**DATA ROWS**
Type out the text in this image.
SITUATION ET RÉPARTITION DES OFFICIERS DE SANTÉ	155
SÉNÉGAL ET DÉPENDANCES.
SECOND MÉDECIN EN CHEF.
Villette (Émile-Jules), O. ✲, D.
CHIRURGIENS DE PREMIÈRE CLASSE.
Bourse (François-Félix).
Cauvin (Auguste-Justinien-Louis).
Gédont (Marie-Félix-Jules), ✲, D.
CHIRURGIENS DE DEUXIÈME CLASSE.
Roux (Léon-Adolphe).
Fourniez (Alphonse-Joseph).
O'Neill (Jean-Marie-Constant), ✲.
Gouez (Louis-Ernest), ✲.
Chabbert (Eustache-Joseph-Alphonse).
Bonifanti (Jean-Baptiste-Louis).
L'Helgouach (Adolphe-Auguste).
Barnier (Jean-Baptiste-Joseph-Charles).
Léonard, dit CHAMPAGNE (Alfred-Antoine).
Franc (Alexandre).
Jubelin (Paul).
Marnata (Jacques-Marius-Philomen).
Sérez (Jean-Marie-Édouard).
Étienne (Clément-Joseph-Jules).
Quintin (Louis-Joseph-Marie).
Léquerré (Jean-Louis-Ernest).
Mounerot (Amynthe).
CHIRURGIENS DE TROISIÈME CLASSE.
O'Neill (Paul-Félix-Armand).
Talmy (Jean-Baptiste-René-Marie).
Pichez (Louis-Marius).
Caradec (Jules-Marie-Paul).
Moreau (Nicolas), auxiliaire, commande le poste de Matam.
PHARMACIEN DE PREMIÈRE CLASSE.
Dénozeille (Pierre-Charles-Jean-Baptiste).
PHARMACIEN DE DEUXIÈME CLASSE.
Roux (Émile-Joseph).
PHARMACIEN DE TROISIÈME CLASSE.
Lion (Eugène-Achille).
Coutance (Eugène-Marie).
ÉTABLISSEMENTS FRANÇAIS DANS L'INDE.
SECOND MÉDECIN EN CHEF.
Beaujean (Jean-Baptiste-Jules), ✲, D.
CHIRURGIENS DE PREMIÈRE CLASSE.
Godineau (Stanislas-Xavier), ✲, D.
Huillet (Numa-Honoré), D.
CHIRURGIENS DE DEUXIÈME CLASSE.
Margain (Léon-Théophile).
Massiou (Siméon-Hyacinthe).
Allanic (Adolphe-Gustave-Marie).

**EXERCISE REQUIREMENTS**
Your task is to repeat the data exactly; please include every line.

**EXERCISE RESULT**
Type out the text in this image.
SITUATION ET RÉPARTITION DES OFFICIERS DE SANTÉ	155
SÉNÉGAL ET DÉPENDANCES.
SECOND MÉDECIN EN CHEF.
Villette (Émile-Jules), O. ✲, D.
CHIRURGIENS DE PREMIÈRE CLASSE.
Bourse (François-Félix).
Cauvin (Auguste-Justinien-Louis).
Gédont (Marie-Félix-Jules), ✲, D.
CHIRURGIENS DE DEUXIÈME CLASSE.
Roux (Léon-Adolphe).
Fourniez (Alphonse-Joseph).
O'Neill (Jean-Marie-Constant), ✲.
Gouez (Louis-Ernest), ✲.
Chabbert (Eustache-Joseph-Alphonse).
Bonifanti (Jean-Baptiste-Louis).
L'Helgouach (Adolphe-Auguste).
Barnier (Jean-Baptiste-Joseph-Charles).
Léonard, dit CHAMPAGNE (Alfred-Antoine).
Franc (Alexandre).
Jubelin (Paul).
Marnata (Jacques-Marius-Philomen).
Sérez (Jean-Marie-Édouard).
Étienne (Clément-Joseph-Jules).
Quintin (Louis-Joseph-Marie).
Léquerré (Jean-Louis-Ernest).
Mounerot (Amynthe).
CHIRURGIENS DE TROISIÈME CLASSE.
O'Neill (Paul-Félix-Armand).
Talmy (Jean-Baptiste-René-Marie).
Pichez (Louis-Marius).
Caradec (Jules-Marie-Paul).
Moreau (Nicolas), auxiliaire, commande le poste de Matam.
PHARMACIEN DE PREMIÈRE CLASSE.
Dénozeille (Pierre-Charles-Jean-Baptiste).
PHARMACIEN DE DEUXIÈME CLASSE.
Roux (Émile-Joseph).
PHARMACIEN DE TROISIÈME CLASSE.
Lion (Eugène-Achille).
Coutance (Eugène-Marie).
ÉTABLISSEMENTS FRANÇAIS DANS L'INDE.
SECOND MÉDECIN EN CHEF.
Beaujean (Jean-Baptiste-Jules), ✲, D.
CHIRURGIENS DE PREMIÈRE CLASSE.
Godineau (Stanislas-Xavier), ✲, D.
Huillet (Numa-Honoré), D.
CHIRURGIENS DE DEUXIÈME CLASSE.
Margain (Léon-Théophile).
Massiou (Siméon-Hyacinthe).
Allanic (Adolphe-Gustave-Marie).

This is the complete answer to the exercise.